* BEGIN RECORDS FOR THIS EXERCISE *
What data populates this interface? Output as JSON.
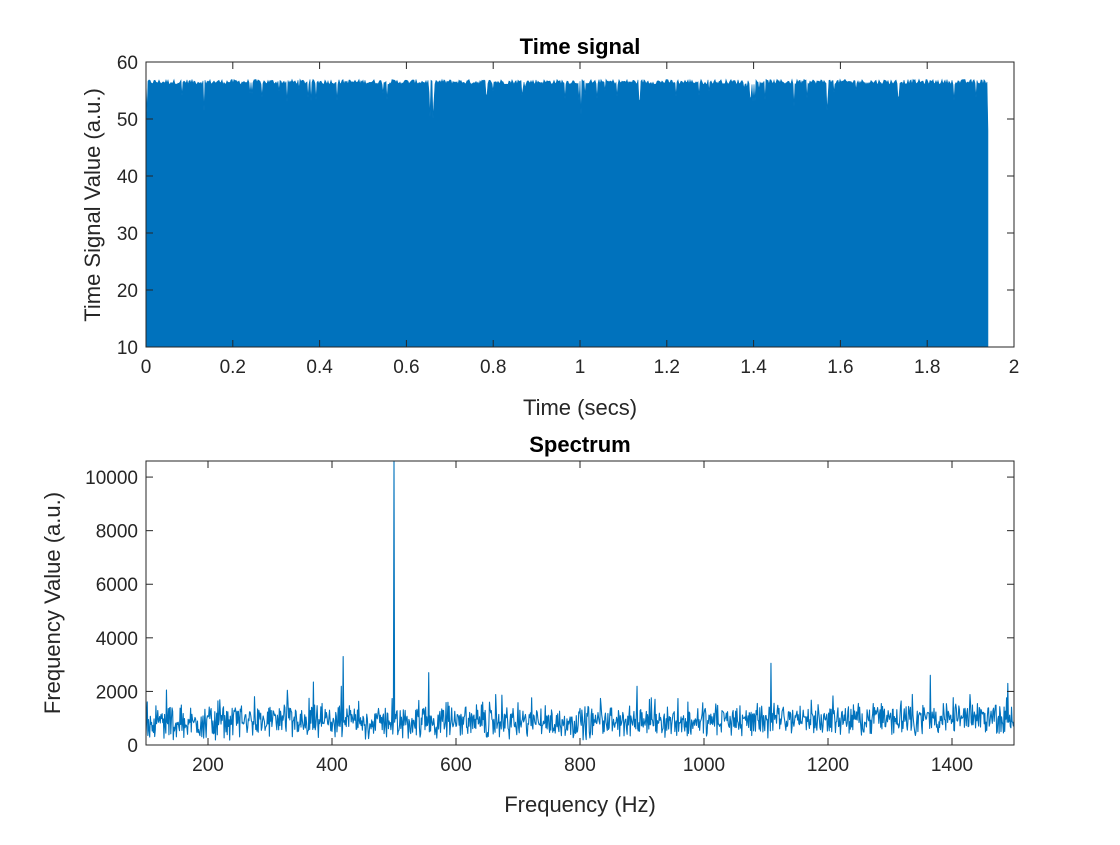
{
  "chart_data": [
    {
      "type": "line",
      "title": "Time signal",
      "xlabel": "Time (secs)",
      "ylabel": "Time Signal Value (a.u.)",
      "xlim": [
        0,
        2
      ],
      "ylim": [
        10,
        60
      ],
      "xticks": [
        0,
        0.2,
        0.4,
        0.6,
        0.8,
        1,
        1.2,
        1.4,
        1.6,
        1.8,
        2
      ],
      "xtick_labels": [
        "0",
        "0.2",
        "0.4",
        "0.6",
        "0.8",
        "1",
        "1.2",
        "1.4",
        "1.6",
        "1.8",
        "2"
      ],
      "yticks": [
        10,
        20,
        30,
        40,
        50,
        60
      ],
      "ytick_labels": [
        "10",
        "20",
        "30",
        "40",
        "50",
        "60"
      ],
      "grid": false,
      "series": [
        {
          "name": "time signal",
          "color": "#0072BD",
          "x_range": [
            0,
            1.94
          ],
          "value_range": [
            10,
            57
          ],
          "description_values": {
            "min": 10,
            "max": 57,
            "typical_top": 56.5
          }
        }
      ]
    },
    {
      "type": "line",
      "title": "Spectrum",
      "xlabel": "Frequency (Hz)",
      "ylabel": "Frequency Value (a.u.)",
      "xlim": [
        100,
        1500
      ],
      "ylim": [
        0,
        10600
      ],
      "xticks": [
        200,
        400,
        600,
        800,
        1000,
        1200,
        1400
      ],
      "xtick_labels": [
        "200",
        "400",
        "600",
        "800",
        "1000",
        "1200",
        "1400"
      ],
      "yticks": [
        0,
        2000,
        4000,
        6000,
        8000,
        10000
      ],
      "ytick_labels": [
        "0",
        "2000",
        "4000",
        "6000",
        "8000",
        "10000"
      ],
      "grid": false,
      "series": [
        {
          "name": "spectrum",
          "color": "#0072BD",
          "noise_floor": {
            "mean": 850,
            "min": 150,
            "max": 2200
          },
          "peaks": [
            {
              "x": 133,
              "y": 2050
            },
            {
              "x": 370,
              "y": 2350
            },
            {
              "x": 418,
              "y": 3300
            },
            {
              "x": 500,
              "y": 10600
            },
            {
              "x": 556,
              "y": 2700
            },
            {
              "x": 1108,
              "y": 3050
            },
            {
              "x": 1365,
              "y": 2600
            },
            {
              "x": 1490,
              "y": 2300
            }
          ]
        }
      ]
    }
  ]
}
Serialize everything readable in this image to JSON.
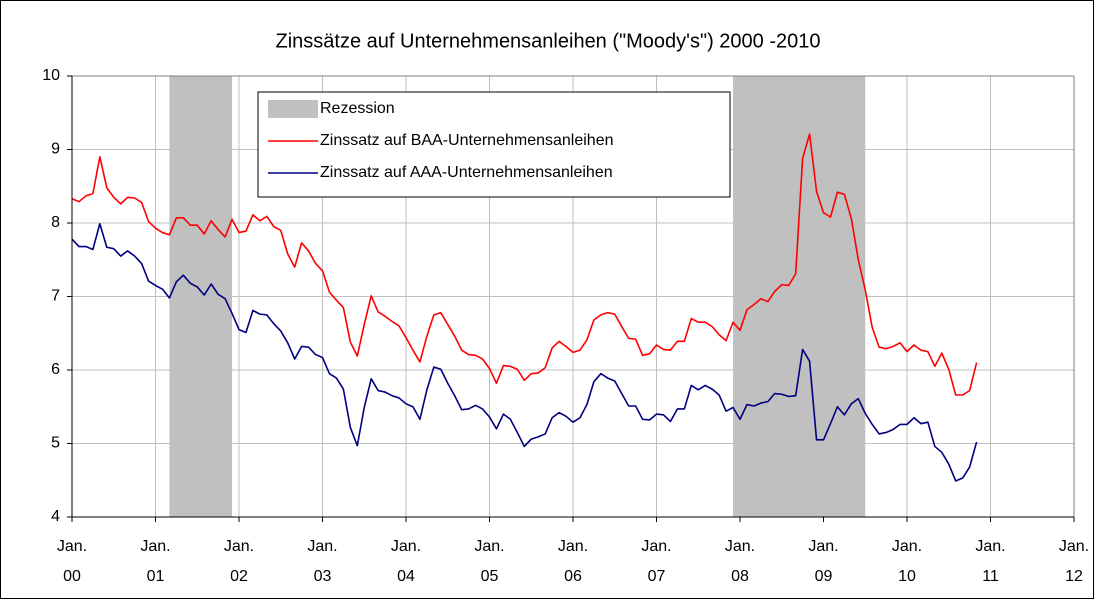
{
  "chart_data": {
    "type": "line",
    "title": "Zinssätze auf Unternehmensanleihen (\"Moody's\") 2000 -2010",
    "x": [
      "2000-01",
      "2000-02",
      "2000-03",
      "2000-04",
      "2000-05",
      "2000-06",
      "2000-07",
      "2000-08",
      "2000-09",
      "2000-10",
      "2000-11",
      "2000-12",
      "2001-01",
      "2001-02",
      "2001-03",
      "2001-04",
      "2001-05",
      "2001-06",
      "2001-07",
      "2001-08",
      "2001-09",
      "2001-10",
      "2001-11",
      "2001-12",
      "2002-01",
      "2002-02",
      "2002-03",
      "2002-04",
      "2002-05",
      "2002-06",
      "2002-07",
      "2002-08",
      "2002-09",
      "2002-10",
      "2002-11",
      "2002-12",
      "2003-01",
      "2003-02",
      "2003-03",
      "2003-04",
      "2003-05",
      "2003-06",
      "2003-07",
      "2003-08",
      "2003-09",
      "2003-10",
      "2003-11",
      "2003-12",
      "2004-01",
      "2004-02",
      "2004-03",
      "2004-04",
      "2004-05",
      "2004-06",
      "2004-07",
      "2004-08",
      "2004-09",
      "2004-10",
      "2004-11",
      "2004-12",
      "2005-01",
      "2005-02",
      "2005-03",
      "2005-04",
      "2005-05",
      "2005-06",
      "2005-07",
      "2005-08",
      "2005-09",
      "2005-10",
      "2005-11",
      "2005-12",
      "2006-01",
      "2006-02",
      "2006-03",
      "2006-04",
      "2006-05",
      "2006-06",
      "2006-07",
      "2006-08",
      "2006-09",
      "2006-10",
      "2006-11",
      "2006-12",
      "2007-01",
      "2007-02",
      "2007-03",
      "2007-04",
      "2007-05",
      "2007-06",
      "2007-07",
      "2007-08",
      "2007-09",
      "2007-10",
      "2007-11",
      "2007-12",
      "2008-01",
      "2008-02",
      "2008-03",
      "2008-04",
      "2008-05",
      "2008-06",
      "2008-07",
      "2008-08",
      "2008-09",
      "2008-10",
      "2008-11",
      "2008-12",
      "2009-01",
      "2009-02",
      "2009-03",
      "2009-04",
      "2009-05",
      "2009-06",
      "2009-07",
      "2009-08",
      "2009-09",
      "2009-10",
      "2009-11",
      "2009-12",
      "2010-01",
      "2010-02",
      "2010-03",
      "2010-04",
      "2010-05",
      "2010-06",
      "2010-07",
      "2010-08",
      "2010-09",
      "2010-10",
      "2010-11"
    ],
    "series": [
      {
        "name": "Zinssatz auf BAA-Unternehmensanleihen",
        "color": "#ff0000",
        "values": [
          8.33,
          8.29,
          8.37,
          8.4,
          8.9,
          8.48,
          8.35,
          8.26,
          8.35,
          8.34,
          8.28,
          8.02,
          7.93,
          7.87,
          7.84,
          8.07,
          8.07,
          7.97,
          7.97,
          7.85,
          8.03,
          7.91,
          7.81,
          8.05,
          7.87,
          7.89,
          8.11,
          8.03,
          8.09,
          7.95,
          7.9,
          7.58,
          7.4,
          7.73,
          7.62,
          7.45,
          7.35,
          7.06,
          6.95,
          6.85,
          6.38,
          6.19,
          6.62,
          7.01,
          6.79,
          6.73,
          6.66,
          6.6,
          6.44,
          6.27,
          6.11,
          6.46,
          6.75,
          6.78,
          6.62,
          6.46,
          6.27,
          6.21,
          6.2,
          6.15,
          6.02,
          5.82,
          6.06,
          6.05,
          6.01,
          5.86,
          5.95,
          5.96,
          6.03,
          6.3,
          6.39,
          6.32,
          6.24,
          6.27,
          6.41,
          6.68,
          6.75,
          6.78,
          6.76,
          6.59,
          6.43,
          6.42,
          6.2,
          6.22,
          6.34,
          6.28,
          6.27,
          6.39,
          6.39,
          6.7,
          6.65,
          6.65,
          6.59,
          6.48,
          6.4,
          6.65,
          6.54,
          6.82,
          6.89,
          6.97,
          6.93,
          7.07,
          7.16,
          7.15,
          7.31,
          8.88,
          9.21,
          8.43,
          8.14,
          8.08,
          8.42,
          8.39,
          8.06,
          7.5,
          7.09,
          6.58,
          6.31,
          6.29,
          6.32,
          6.37,
          6.25,
          6.34,
          6.27,
          6.25,
          6.05,
          6.23,
          6.01,
          5.66,
          5.66,
          5.72,
          6.1
        ]
      },
      {
        "name": "Zinssatz auf AAA-Unternehmensanleihen",
        "color": "#000080",
        "values": [
          7.78,
          7.68,
          7.68,
          7.64,
          7.99,
          7.67,
          7.65,
          7.55,
          7.62,
          7.55,
          7.45,
          7.21,
          7.15,
          7.1,
          6.98,
          7.2,
          7.29,
          7.18,
          7.13,
          7.02,
          7.17,
          7.03,
          6.97,
          6.77,
          6.55,
          6.51,
          6.81,
          6.76,
          6.75,
          6.63,
          6.53,
          6.37,
          6.15,
          6.32,
          6.31,
          6.21,
          6.17,
          5.95,
          5.89,
          5.74,
          5.22,
          4.97,
          5.49,
          5.88,
          5.72,
          5.7,
          5.65,
          5.62,
          5.54,
          5.5,
          5.33,
          5.73,
          6.04,
          6.01,
          5.82,
          5.65,
          5.46,
          5.47,
          5.52,
          5.47,
          5.36,
          5.2,
          5.4,
          5.33,
          5.15,
          4.96,
          5.06,
          5.09,
          5.13,
          5.35,
          5.42,
          5.37,
          5.29,
          5.35,
          5.53,
          5.84,
          5.95,
          5.89,
          5.85,
          5.68,
          5.51,
          5.51,
          5.33,
          5.32,
          5.4,
          5.39,
          5.3,
          5.47,
          5.47,
          5.79,
          5.73,
          5.79,
          5.74,
          5.66,
          5.44,
          5.49,
          5.33,
          5.53,
          5.51,
          5.55,
          5.57,
          5.68,
          5.67,
          5.64,
          5.65,
          6.28,
          6.12,
          5.05,
          5.05,
          5.27,
          5.5,
          5.39,
          5.54,
          5.61,
          5.41,
          5.26,
          5.13,
          5.15,
          5.19,
          5.26,
          5.26,
          5.35,
          5.27,
          5.29,
          4.96,
          4.88,
          4.72,
          4.49,
          4.53,
          4.68,
          5.02
        ]
      }
    ],
    "recession": {
      "name": "Rezession",
      "color": "#c0c0c0",
      "periods": [
        {
          "start": "2001-03",
          "end": "2001-11"
        },
        {
          "start": "2007-12",
          "end": "2009-06"
        }
      ]
    },
    "xlim": [
      "2000-01",
      "2012-01"
    ],
    "xticks": [
      {
        "value": "2000-01",
        "label": [
          "Jan.",
          "00"
        ]
      },
      {
        "value": "2001-01",
        "label": [
          "Jan.",
          "01"
        ]
      },
      {
        "value": "2002-01",
        "label": [
          "Jan.",
          "02"
        ]
      },
      {
        "value": "2003-01",
        "label": [
          "Jan.",
          "03"
        ]
      },
      {
        "value": "2004-01",
        "label": [
          "Jan.",
          "04"
        ]
      },
      {
        "value": "2005-01",
        "label": [
          "Jan.",
          "05"
        ]
      },
      {
        "value": "2006-01",
        "label": [
          "Jan.",
          "06"
        ]
      },
      {
        "value": "2007-01",
        "label": [
          "Jan.",
          "07"
        ]
      },
      {
        "value": "2008-01",
        "label": [
          "Jan.",
          "08"
        ]
      },
      {
        "value": "2009-01",
        "label": [
          "Jan.",
          "09"
        ]
      },
      {
        "value": "2010-01",
        "label": [
          "Jan.",
          "10"
        ]
      },
      {
        "value": "2011-01",
        "label": [
          "Jan.",
          "11"
        ]
      },
      {
        "value": "2012-01",
        "label": [
          "Jan.",
          "12"
        ]
      }
    ],
    "ylim": [
      4,
      10
    ],
    "yticks": [
      4,
      5,
      6,
      7,
      8,
      9,
      10
    ],
    "grid": true,
    "legend": "top-left"
  }
}
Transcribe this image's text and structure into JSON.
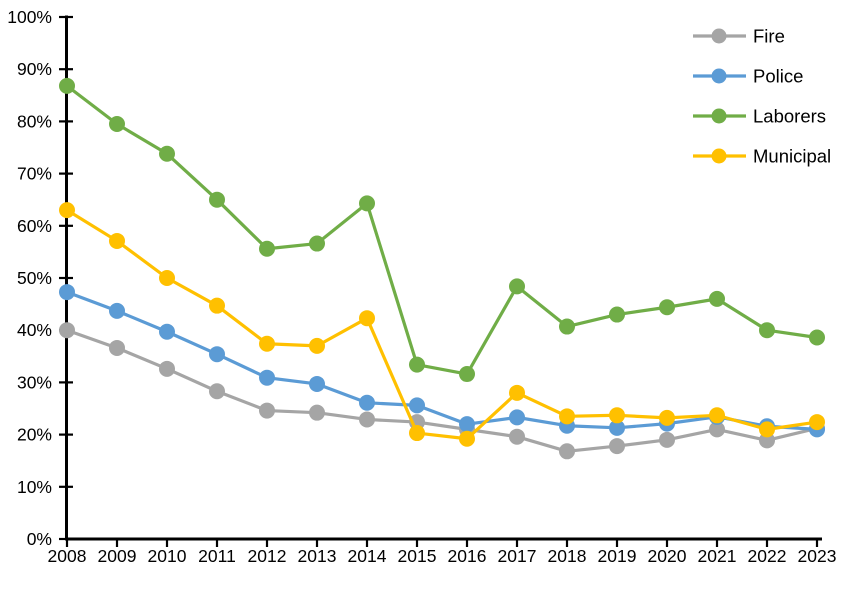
{
  "chart_data": {
    "type": "line",
    "title": "",
    "xlabel": "",
    "ylabel": "",
    "x": [
      2008,
      2009,
      2010,
      2011,
      2012,
      2013,
      2014,
      2015,
      2016,
      2017,
      2018,
      2019,
      2020,
      2021,
      2022,
      2023
    ],
    "ylim": [
      0,
      100
    ],
    "ytick_step": 10,
    "ytick_suffix": "%",
    "grid": false,
    "legend_position": "top-right",
    "axis_color": "#000000",
    "background_color": "#ffffff",
    "series": [
      {
        "name": "Fire",
        "color": "#A5A5A5",
        "values": [
          40.0,
          36.6,
          32.6,
          28.3,
          24.6,
          24.2,
          22.9,
          22.4,
          21.0,
          19.6,
          16.8,
          17.8,
          19.0,
          21.0,
          18.9,
          21.2
        ]
      },
      {
        "name": "Police",
        "color": "#5B9BD5",
        "values": [
          47.3,
          43.7,
          39.7,
          35.4,
          30.9,
          29.7,
          26.1,
          25.6,
          22.0,
          23.3,
          21.7,
          21.3,
          22.1,
          23.4,
          21.6,
          21.0
        ]
      },
      {
        "name": "Laborers",
        "color": "#70AD47",
        "values": [
          86.8,
          79.5,
          73.8,
          65.0,
          55.6,
          56.6,
          64.3,
          33.4,
          31.6,
          48.4,
          40.7,
          43.0,
          44.4,
          46.0,
          40.0,
          38.6
        ]
      },
      {
        "name": "Municipal",
        "color": "#FFC000",
        "values": [
          63.0,
          57.1,
          50.0,
          44.7,
          37.4,
          37.0,
          42.3,
          20.3,
          19.2,
          28.0,
          23.5,
          23.7,
          23.2,
          23.7,
          21.0,
          22.4
        ]
      }
    ],
    "legend_labels": [
      "Fire",
      "Police",
      "Laborers",
      "Municipal"
    ]
  }
}
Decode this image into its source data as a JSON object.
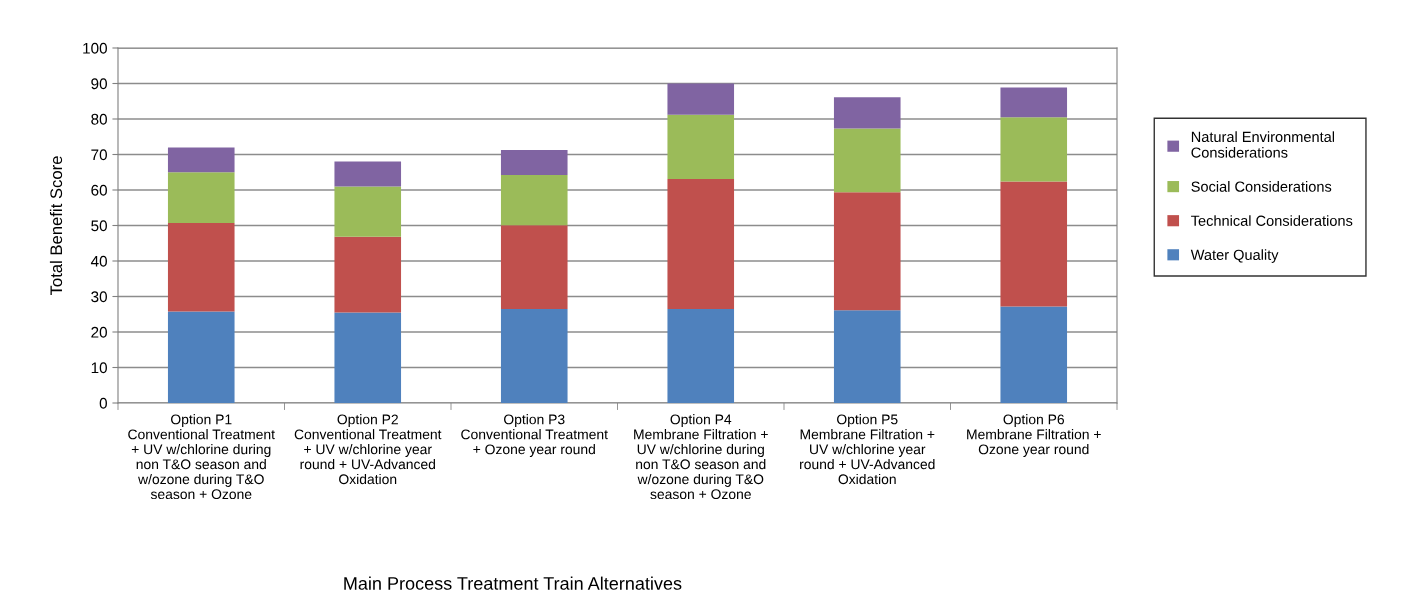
{
  "chart_data": {
    "type": "bar",
    "stacked": true,
    "xlabel": "Main Process Treatment Train Alternatives",
    "ylabel": "Total Benefit Score",
    "categories": [
      "Option P1\nConventional Treatment\n+ UV w/chlorine during\nnon T&O season and\nw/ozone during T&O\nseason + Ozone",
      "Option P2\nConventional Treatment\n+ UV w/chlorine year\nround + UV-Advanced\nOxidation",
      "Option P3\nConventional Treatment\n+ Ozone year round",
      "Option P4\nMembrane Filtration +\nUV w/chlorine during\nnon T&O season and\nw/ozone during T&O\nseason + Ozone",
      "Option P5\nMembrane Filtration +\nUV w/chlorine year\nround + UV-Advanced\nOxidation",
      "Option P6\nMembrane Filtration +\nOzone year round"
    ],
    "series": [
      {
        "name": "Water Quality",
        "color": "#4f81bd",
        "values": [
          25.8,
          25.5,
          26.5,
          26.5,
          26.1,
          27.2
        ]
      },
      {
        "name": "Technical Considerations",
        "color": "#c0504d",
        "values": [
          24.9,
          21.3,
          23.6,
          36.6,
          33.3,
          35.2
        ]
      },
      {
        "name": "Social Considerations",
        "color": "#9bbb59",
        "values": [
          14.3,
          14.2,
          14.1,
          18.1,
          17.9,
          18.1
        ]
      },
      {
        "name": "Natural Environmental\nConsiderations",
        "color": "#8064a2",
        "values": [
          7.0,
          7.0,
          7.1,
          8.8,
          8.8,
          8.4
        ]
      }
    ],
    "ylim": [
      0,
      100
    ],
    "yticks": [
      0,
      10,
      20,
      30,
      40,
      50,
      60,
      70,
      80,
      90,
      100
    ],
    "grid": "y",
    "legend": "right"
  }
}
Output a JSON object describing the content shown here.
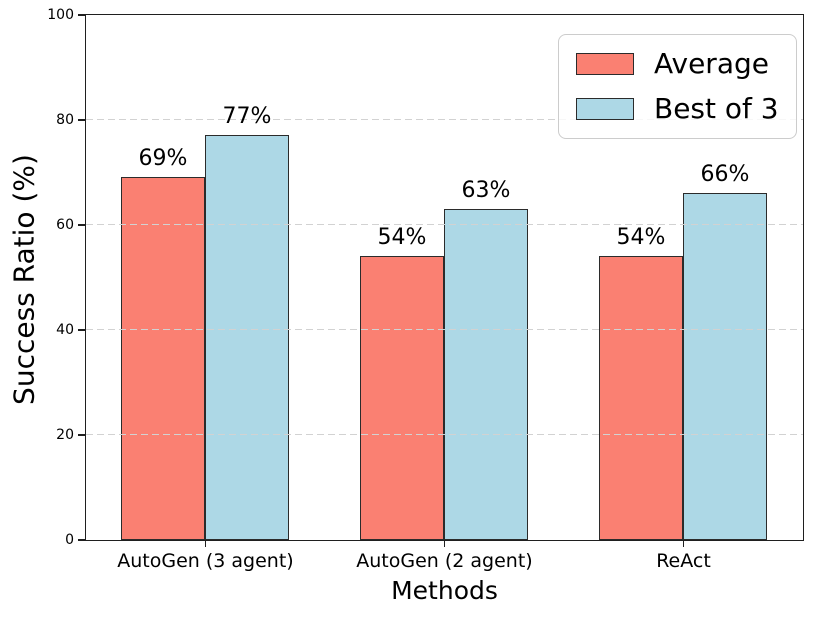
{
  "chart_data": {
    "type": "bar",
    "title": "",
    "xlabel": "Methods",
    "ylabel": "Success Ratio (%)",
    "categories": [
      "AutoGen (3 agent)",
      "AutoGen (2 agent)",
      "ReAct"
    ],
    "series": [
      {
        "name": "Average",
        "color": "#FA8072",
        "values": [
          69,
          54,
          54
        ],
        "labels": [
          "69%",
          "54%",
          "54%"
        ]
      },
      {
        "name": "Best of 3",
        "color": "#ADD8E6",
        "values": [
          77,
          63,
          66
        ],
        "labels": [
          "77%",
          "63%",
          "66%"
        ]
      }
    ],
    "ylim": [
      0,
      100
    ],
    "yticks": [
      0,
      20,
      40,
      60,
      80,
      100
    ],
    "grid": "horizontal-dashed",
    "grid_color": "#d2d2d2",
    "bar_edge_color": "#2b2b2b",
    "axis_color": "#1f1f1f",
    "legend_position": "upper-right",
    "legend_entries": [
      "Average",
      "Best of 3"
    ]
  }
}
* END RECORDS FOR THIS EXERCISE *
- [EXERCISE REQUIREMENTS]
Write out every line from the entries where "ylabel" appears.

- [ANSWER FOR THIS EXERCISE]
      "ylabel": "Time Signal Value (a.u.)",
      "ylabel": "Frequency Value (a.u.)",
    "ylabel": "",
    "ylabel": "Total Benefit Score",
    "ylabel": "Success Ratio (%)",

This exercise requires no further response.